Determine the number of lines holding the word "title"; answer with that number only.

Figure content listings
—————

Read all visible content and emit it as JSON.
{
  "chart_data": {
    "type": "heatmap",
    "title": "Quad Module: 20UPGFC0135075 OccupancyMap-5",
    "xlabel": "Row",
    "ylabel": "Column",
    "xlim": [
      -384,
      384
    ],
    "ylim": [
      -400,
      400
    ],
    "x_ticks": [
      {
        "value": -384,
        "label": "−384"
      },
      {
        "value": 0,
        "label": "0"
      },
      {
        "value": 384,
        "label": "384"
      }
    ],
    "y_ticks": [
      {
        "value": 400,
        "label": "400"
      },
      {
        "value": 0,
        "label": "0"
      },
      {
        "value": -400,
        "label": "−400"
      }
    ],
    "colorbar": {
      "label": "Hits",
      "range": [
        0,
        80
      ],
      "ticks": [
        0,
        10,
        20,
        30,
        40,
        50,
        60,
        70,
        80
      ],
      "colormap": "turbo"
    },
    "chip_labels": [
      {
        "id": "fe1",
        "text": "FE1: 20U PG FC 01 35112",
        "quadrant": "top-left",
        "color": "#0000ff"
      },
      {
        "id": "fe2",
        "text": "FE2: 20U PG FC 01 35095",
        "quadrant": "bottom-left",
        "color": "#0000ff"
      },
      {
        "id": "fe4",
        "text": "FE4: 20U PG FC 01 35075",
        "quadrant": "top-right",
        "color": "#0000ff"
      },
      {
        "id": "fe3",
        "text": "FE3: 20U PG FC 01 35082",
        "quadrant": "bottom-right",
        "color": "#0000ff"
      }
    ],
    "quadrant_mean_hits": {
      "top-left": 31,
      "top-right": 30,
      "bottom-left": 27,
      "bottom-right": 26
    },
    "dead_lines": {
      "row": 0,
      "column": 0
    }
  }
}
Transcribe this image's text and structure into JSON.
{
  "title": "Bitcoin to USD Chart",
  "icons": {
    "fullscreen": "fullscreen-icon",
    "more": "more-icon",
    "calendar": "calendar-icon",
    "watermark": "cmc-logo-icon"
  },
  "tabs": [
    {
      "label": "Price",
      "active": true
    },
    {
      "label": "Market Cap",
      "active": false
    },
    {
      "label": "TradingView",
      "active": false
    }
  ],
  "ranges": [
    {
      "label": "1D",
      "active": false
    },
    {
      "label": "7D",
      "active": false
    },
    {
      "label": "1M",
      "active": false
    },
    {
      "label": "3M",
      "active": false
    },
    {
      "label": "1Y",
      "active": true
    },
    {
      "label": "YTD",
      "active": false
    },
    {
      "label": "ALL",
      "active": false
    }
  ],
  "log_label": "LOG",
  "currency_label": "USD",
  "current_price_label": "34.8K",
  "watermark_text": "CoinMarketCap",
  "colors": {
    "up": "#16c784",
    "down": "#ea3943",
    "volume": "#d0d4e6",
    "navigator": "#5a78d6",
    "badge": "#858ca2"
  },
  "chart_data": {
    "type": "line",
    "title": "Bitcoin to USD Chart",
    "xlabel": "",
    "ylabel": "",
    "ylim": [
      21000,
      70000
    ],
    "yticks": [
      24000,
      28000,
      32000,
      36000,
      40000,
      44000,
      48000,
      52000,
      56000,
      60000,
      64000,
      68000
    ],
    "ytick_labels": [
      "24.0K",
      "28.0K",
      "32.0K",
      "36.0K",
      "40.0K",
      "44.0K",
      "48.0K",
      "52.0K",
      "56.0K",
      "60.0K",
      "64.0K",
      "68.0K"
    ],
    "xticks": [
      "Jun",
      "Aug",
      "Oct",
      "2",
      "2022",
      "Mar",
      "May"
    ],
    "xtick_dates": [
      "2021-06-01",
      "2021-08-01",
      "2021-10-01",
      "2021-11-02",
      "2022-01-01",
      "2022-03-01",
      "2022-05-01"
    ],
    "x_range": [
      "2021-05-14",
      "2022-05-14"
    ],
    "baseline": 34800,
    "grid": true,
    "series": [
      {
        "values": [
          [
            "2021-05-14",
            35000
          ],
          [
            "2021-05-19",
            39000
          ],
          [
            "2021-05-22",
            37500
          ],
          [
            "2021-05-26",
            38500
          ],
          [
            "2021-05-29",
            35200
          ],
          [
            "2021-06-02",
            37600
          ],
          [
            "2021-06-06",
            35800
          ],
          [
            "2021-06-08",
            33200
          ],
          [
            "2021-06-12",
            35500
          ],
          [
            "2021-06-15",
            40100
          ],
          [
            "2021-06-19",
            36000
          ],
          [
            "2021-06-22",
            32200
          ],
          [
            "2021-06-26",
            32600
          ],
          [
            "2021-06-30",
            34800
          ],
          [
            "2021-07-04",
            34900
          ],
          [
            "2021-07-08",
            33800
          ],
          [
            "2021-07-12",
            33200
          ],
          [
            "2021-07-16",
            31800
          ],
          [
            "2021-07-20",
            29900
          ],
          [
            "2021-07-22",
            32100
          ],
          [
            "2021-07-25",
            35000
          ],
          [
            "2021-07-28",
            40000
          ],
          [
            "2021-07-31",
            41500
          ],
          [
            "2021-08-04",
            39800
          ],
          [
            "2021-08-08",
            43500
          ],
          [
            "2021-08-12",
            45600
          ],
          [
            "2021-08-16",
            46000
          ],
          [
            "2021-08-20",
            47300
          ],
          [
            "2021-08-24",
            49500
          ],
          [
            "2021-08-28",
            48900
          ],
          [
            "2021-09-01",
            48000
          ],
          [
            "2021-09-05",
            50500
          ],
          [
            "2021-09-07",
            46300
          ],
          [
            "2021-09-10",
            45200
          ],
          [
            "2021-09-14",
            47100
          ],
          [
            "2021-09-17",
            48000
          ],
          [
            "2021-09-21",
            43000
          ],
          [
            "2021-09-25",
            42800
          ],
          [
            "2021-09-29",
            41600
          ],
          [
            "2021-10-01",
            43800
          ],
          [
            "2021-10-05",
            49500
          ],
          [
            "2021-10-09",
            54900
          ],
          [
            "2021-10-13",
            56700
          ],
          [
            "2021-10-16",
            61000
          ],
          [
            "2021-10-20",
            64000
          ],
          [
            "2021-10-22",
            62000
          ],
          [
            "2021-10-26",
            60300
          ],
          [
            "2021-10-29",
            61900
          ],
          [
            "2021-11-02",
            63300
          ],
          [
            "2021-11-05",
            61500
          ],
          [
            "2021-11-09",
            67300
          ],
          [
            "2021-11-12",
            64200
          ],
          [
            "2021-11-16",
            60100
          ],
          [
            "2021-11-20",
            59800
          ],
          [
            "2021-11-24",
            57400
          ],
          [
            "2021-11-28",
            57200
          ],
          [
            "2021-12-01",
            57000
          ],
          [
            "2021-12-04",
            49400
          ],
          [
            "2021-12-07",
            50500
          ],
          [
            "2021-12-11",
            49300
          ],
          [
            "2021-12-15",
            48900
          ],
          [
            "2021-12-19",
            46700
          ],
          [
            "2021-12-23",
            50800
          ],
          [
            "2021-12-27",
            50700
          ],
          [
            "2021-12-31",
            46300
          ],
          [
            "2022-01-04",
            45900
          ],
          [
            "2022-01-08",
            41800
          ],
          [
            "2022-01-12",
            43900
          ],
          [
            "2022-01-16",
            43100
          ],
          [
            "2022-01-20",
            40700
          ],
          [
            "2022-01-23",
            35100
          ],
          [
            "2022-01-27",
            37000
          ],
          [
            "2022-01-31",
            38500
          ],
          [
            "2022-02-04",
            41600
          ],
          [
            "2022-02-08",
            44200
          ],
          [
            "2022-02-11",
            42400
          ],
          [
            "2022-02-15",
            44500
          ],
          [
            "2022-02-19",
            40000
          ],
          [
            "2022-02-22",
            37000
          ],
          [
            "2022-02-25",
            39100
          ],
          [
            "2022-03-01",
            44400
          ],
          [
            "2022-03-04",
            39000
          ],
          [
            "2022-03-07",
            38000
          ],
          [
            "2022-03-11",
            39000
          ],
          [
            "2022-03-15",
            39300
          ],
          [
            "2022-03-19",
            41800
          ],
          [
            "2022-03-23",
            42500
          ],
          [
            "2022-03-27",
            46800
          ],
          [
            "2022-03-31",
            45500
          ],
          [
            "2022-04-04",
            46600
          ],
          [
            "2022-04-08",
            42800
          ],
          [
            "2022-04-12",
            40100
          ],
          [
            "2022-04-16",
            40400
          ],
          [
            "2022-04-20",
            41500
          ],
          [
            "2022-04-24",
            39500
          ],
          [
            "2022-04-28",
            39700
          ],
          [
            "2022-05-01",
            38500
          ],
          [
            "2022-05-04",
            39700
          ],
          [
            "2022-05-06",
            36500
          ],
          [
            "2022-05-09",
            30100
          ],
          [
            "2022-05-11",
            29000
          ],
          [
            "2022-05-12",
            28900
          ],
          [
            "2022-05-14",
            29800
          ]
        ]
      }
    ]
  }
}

—————

Exercise output: 3